Direction - Write out the entries verbatim and leave the images out of the copy.

***

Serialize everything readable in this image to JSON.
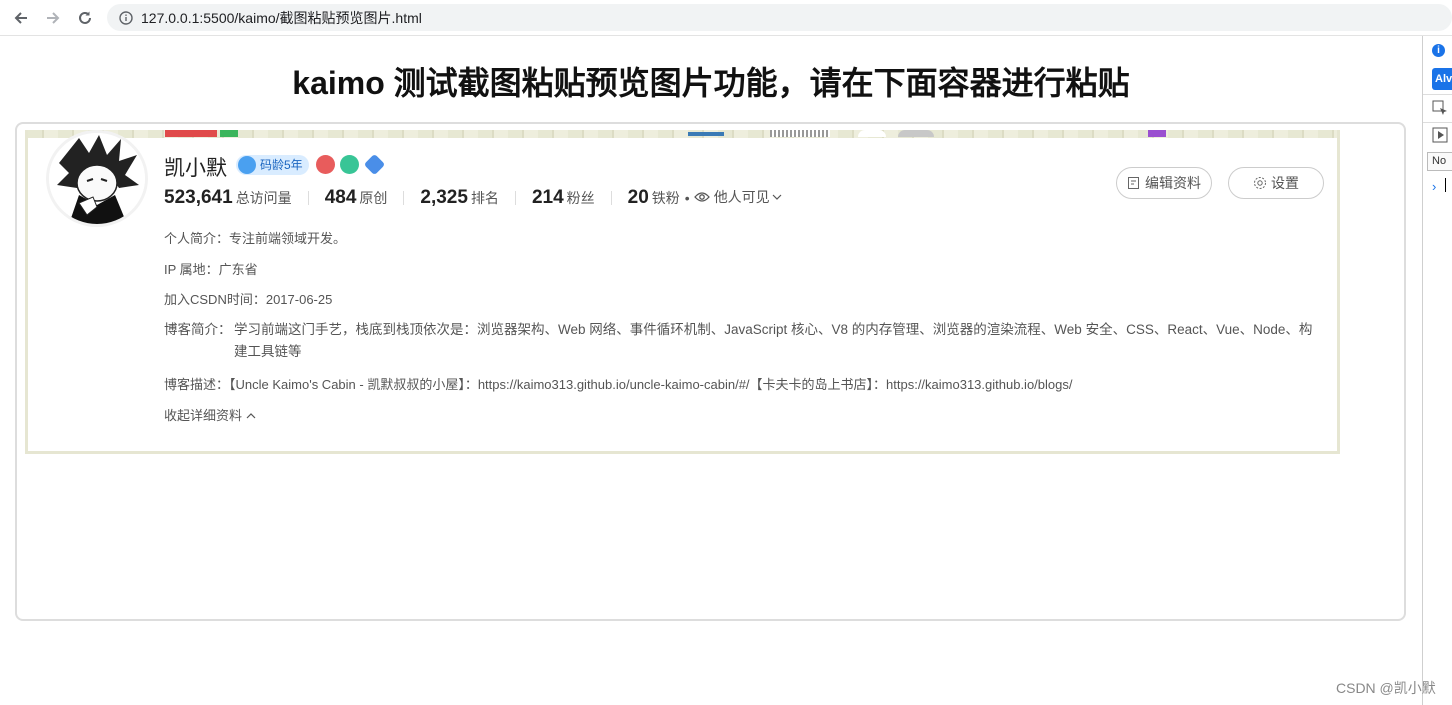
{
  "browser": {
    "url": "127.0.0.1:5500/kaimo/截图粘贴预览图片.html"
  },
  "devtools": {
    "info_badge": "i",
    "al_badge": "Alv",
    "no_field": "No",
    "chevron": "›"
  },
  "page": {
    "heading": "kaimo 测试截图粘贴预览图片功能，请在下面容器进行粘贴"
  },
  "profile": {
    "name": "凯小默",
    "code_age_badge": "码龄5年",
    "stats": [
      {
        "value": "523,641",
        "label": "总访问量"
      },
      {
        "value": "484",
        "label": "原创"
      },
      {
        "value": "2,325",
        "label": "排名"
      },
      {
        "value": "214",
        "label": "粉丝"
      },
      {
        "value": "20",
        "label": "铁粉"
      }
    ],
    "dot": "•",
    "visibility": "他人可见",
    "edit_button": "编辑资料",
    "settings_button": "设置",
    "intro_label": "个人简介：",
    "intro_value": "专注前端领域开发。",
    "ip_label": "IP 属地：",
    "ip_value": "广东省",
    "join_label": "加入CSDN时间：",
    "join_value": "2017-06-25",
    "blog_intro_label": "博客简介：",
    "blog_intro_value": "学习前端这门手艺，栈底到栈顶依次是：浏览器架构、Web 网络、事件循环机制、JavaScript 核心、V8 的内存管理、浏览器的渲染流程、Web 安全、CSS、React、Vue、Node、构建工具链等",
    "blog_desc_label": "博客描述：",
    "blog_desc_value": "【Uncle Kaimo's Cabin - 凯默叔叔的小屋】：https://kaimo313.github.io/uncle-kaimo-cabin/#/【卡夫卡的岛上书店】：https://kaimo313.github.io/blogs/",
    "collapse_link": "收起详细资料"
  },
  "watermark": "CSDN @凯小默"
}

***

Answer below -
Serialize everything readable in this image to JSON.
{
  "browser": {
    "url": "127.0.0.1:5500/kaimo/截图粘贴预览图片.html"
  },
  "devtools": {
    "info_badge": "i",
    "al_badge": "Alv",
    "no_field": "No",
    "chevron": "›"
  },
  "page": {
    "heading": "kaimo 测试截图粘贴预览图片功能，请在下面容器进行粘贴"
  },
  "profile": {
    "name": "凯小默",
    "code_age_badge": "码龄5年",
    "stats": [
      {
        "value": "523,641",
        "label": "总访问量"
      },
      {
        "value": "484",
        "label": "原创"
      },
      {
        "value": "2,325",
        "label": "排名"
      },
      {
        "value": "214",
        "label": "粉丝"
      },
      {
        "value": "20",
        "label": "铁粉"
      }
    ],
    "dot": "•",
    "visibility": "他人可见",
    "edit_button": "编辑资料",
    "settings_button": "设置",
    "intro_label": "个人简介：",
    "intro_value": "专注前端领域开发。",
    "ip_label": "IP 属地：",
    "ip_value": "广东省",
    "join_label": "加入CSDN时间：",
    "join_value": "2017-06-25",
    "blog_intro_label": "博客简介：",
    "blog_intro_value": "学习前端这门手艺，栈底到栈顶依次是：浏览器架构、Web 网络、事件循环机制、JavaScript 核心、V8 的内存管理、浏览器的渲染流程、Web 安全、CSS、React、Vue、Node、构建工具链等",
    "blog_desc_label": "博客描述：",
    "blog_desc_value": "【Uncle Kaimo's Cabin - 凯默叔叔的小屋】：https://kaimo313.github.io/uncle-kaimo-cabin/#/【卡夫卡的岛上书店】：https://kaimo313.github.io/blogs/",
    "collapse_link": "收起详细资料"
  },
  "watermark": "CSDN @凯小默"
}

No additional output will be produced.